§ Task objective
Only lines holding the word "this" should be copied from the material.

Records excerpted from a collection:
• • • • • • •
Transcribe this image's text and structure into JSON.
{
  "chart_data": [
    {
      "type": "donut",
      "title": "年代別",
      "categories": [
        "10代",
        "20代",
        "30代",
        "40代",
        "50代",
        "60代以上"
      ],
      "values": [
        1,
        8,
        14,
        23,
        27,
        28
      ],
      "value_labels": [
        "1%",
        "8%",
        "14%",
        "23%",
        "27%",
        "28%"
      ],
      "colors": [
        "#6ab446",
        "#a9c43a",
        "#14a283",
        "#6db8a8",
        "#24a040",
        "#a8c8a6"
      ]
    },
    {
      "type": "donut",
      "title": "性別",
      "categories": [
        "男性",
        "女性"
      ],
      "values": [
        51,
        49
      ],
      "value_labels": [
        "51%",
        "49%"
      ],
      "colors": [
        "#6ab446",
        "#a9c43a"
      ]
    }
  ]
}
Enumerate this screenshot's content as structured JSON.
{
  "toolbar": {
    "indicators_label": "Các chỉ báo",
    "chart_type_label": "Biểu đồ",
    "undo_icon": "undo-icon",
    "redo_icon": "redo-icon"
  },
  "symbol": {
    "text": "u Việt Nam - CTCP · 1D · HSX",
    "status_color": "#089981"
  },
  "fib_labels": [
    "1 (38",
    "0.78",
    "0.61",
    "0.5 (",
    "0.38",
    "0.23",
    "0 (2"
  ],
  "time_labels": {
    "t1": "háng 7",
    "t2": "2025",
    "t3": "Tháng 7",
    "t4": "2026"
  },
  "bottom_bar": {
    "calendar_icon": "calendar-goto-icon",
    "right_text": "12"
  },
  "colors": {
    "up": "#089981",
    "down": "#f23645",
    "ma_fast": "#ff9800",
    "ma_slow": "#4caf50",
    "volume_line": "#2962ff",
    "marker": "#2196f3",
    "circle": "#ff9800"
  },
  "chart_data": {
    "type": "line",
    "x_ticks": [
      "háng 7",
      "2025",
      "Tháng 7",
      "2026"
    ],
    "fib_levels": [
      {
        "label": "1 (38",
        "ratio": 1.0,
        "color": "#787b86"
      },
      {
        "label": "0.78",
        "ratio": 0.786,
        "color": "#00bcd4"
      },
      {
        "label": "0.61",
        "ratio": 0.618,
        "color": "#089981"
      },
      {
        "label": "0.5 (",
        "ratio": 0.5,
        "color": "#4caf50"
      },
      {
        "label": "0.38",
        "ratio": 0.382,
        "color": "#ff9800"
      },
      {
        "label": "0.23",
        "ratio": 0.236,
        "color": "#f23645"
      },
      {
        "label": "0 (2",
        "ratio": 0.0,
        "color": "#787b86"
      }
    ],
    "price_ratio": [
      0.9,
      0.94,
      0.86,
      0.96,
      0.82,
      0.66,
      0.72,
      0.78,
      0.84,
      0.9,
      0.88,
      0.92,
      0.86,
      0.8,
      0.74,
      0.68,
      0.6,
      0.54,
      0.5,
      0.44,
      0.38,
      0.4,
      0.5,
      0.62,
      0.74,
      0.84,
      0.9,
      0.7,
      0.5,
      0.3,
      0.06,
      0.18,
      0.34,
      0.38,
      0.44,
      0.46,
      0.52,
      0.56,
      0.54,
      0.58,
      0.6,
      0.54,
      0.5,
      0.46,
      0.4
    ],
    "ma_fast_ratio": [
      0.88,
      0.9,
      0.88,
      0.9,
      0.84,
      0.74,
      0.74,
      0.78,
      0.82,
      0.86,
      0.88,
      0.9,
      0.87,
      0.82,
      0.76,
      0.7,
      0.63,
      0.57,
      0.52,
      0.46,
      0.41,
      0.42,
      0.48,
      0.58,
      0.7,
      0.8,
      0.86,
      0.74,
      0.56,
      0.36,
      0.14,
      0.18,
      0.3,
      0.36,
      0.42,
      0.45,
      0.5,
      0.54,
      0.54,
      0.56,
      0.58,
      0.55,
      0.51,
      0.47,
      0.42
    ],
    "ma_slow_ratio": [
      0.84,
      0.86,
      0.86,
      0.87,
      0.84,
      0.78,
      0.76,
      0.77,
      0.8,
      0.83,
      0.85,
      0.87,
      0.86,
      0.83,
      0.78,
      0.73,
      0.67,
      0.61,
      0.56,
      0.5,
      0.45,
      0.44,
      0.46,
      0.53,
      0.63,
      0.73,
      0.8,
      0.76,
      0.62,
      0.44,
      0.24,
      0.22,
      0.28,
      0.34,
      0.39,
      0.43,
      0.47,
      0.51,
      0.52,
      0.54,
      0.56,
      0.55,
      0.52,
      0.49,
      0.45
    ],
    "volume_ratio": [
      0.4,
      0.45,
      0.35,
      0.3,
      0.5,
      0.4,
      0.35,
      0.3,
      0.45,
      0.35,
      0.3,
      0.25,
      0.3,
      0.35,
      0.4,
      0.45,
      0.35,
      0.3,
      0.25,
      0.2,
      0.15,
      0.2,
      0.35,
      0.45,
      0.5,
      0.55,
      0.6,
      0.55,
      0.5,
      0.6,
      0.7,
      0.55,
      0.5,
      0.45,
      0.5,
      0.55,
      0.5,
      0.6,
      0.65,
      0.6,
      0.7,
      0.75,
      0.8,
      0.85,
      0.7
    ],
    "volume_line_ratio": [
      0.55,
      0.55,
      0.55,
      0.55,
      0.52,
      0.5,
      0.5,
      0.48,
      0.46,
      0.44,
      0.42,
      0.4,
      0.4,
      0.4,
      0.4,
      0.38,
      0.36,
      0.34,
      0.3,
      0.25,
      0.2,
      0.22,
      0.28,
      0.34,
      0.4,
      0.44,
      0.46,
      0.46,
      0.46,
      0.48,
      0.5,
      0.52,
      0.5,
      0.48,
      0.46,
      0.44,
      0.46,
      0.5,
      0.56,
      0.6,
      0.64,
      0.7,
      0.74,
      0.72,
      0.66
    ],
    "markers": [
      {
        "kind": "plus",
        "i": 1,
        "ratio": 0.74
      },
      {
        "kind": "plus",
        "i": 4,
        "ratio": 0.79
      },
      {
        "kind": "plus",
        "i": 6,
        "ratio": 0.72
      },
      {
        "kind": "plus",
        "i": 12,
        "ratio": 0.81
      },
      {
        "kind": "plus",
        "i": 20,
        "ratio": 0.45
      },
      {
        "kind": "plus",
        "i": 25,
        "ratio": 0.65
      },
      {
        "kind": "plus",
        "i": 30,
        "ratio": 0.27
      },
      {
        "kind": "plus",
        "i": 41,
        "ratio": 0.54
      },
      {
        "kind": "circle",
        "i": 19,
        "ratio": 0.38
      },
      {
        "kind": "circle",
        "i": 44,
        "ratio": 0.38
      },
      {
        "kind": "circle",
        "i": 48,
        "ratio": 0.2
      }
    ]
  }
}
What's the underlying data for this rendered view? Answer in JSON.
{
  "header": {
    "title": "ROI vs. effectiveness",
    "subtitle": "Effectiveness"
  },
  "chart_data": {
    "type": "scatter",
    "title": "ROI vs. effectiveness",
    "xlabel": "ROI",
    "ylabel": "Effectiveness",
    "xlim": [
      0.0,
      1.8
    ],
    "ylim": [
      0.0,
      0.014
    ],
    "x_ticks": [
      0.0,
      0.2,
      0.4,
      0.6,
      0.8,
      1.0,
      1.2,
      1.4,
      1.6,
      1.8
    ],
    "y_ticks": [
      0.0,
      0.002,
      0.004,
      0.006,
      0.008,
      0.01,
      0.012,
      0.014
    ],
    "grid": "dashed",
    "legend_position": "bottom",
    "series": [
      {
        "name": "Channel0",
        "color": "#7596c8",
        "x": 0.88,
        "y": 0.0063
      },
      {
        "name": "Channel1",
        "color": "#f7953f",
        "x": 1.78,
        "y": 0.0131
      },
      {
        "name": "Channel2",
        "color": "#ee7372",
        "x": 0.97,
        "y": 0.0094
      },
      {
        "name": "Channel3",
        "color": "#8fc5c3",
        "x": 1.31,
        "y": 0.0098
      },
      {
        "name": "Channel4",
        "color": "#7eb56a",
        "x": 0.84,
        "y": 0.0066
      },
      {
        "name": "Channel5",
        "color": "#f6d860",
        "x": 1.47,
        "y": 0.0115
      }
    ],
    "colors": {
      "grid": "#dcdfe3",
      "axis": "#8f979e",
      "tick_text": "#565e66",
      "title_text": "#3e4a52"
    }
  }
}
• • • • • • •
§ Result
Transcribe this image's text and structure into JSON.
Enumerate this screenshot's content as structured JSON.
What's the underlying data for this rendered view? Answer in JSON.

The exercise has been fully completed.